INPUT DATA:

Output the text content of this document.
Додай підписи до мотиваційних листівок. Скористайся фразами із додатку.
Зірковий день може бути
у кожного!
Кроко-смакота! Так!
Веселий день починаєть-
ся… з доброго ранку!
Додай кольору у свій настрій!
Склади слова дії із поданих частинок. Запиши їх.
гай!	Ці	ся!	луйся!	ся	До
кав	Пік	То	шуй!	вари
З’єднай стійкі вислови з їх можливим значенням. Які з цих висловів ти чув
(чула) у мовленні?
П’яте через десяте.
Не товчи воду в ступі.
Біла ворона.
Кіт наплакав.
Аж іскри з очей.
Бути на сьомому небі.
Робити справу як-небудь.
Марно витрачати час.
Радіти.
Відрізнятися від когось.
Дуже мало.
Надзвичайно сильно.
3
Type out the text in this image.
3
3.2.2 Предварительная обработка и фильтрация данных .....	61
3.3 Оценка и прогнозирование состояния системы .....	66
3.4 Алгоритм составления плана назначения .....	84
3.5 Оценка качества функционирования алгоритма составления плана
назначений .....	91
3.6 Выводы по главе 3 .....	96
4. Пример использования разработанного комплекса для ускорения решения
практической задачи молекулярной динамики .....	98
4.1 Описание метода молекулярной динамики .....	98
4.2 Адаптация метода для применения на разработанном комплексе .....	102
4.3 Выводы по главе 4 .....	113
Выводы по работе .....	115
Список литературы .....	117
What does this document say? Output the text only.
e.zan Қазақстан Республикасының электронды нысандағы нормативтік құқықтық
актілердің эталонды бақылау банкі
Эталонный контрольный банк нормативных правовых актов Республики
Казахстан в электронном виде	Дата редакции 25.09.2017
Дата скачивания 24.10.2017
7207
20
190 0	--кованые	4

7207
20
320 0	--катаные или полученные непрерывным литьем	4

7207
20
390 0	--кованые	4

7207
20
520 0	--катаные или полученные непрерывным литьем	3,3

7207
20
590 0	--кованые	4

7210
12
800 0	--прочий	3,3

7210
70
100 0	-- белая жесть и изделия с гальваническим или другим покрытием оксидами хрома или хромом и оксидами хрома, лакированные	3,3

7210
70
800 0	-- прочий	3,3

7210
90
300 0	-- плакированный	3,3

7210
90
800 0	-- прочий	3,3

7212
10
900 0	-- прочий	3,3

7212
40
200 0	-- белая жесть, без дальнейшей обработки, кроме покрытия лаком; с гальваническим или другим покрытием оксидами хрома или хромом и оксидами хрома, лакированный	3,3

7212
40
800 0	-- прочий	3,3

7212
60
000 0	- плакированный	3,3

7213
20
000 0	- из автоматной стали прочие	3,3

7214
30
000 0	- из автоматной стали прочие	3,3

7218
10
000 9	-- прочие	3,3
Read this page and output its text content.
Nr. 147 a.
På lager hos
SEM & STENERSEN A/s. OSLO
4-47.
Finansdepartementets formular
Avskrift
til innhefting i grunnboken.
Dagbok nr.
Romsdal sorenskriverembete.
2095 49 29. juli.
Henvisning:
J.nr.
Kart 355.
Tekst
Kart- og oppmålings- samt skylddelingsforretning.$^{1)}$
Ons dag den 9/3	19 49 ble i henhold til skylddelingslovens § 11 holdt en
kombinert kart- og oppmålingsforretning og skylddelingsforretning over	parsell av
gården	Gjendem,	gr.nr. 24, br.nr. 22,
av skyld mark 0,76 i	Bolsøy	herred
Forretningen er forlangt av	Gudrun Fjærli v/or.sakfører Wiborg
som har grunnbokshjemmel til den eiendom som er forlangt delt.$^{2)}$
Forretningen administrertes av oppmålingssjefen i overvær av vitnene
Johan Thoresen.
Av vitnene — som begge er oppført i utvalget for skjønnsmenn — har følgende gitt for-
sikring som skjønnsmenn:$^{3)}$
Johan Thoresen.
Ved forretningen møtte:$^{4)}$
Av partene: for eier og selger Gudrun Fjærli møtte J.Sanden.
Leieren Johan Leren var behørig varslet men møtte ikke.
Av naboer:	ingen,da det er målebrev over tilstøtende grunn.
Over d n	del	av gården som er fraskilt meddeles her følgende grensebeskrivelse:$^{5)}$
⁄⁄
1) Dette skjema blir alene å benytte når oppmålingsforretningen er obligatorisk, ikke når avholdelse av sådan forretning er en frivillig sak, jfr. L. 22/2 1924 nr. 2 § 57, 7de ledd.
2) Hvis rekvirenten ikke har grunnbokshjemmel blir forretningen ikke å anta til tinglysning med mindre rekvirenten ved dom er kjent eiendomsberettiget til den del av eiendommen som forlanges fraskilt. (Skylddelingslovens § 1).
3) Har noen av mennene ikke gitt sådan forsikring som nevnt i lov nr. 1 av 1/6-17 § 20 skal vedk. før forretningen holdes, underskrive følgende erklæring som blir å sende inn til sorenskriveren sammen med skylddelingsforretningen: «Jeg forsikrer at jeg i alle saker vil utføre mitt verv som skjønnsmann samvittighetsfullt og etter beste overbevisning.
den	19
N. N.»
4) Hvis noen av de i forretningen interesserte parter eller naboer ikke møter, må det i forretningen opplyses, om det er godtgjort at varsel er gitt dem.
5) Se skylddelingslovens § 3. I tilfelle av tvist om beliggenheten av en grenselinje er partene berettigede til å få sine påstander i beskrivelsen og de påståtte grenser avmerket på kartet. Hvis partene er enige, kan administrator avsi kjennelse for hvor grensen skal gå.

WRITTEN INSTRUCTION: Read through the lines above and collect those that contain the string "Fjærli".

SOLUTION FOR THIS PROBLEM:
Forretningen er forlangt av	Gudrun Fjærli v/or.sakfører Wiborg
Av partene: for eier og selger Gudrun Fjærli møtte J.Sanden.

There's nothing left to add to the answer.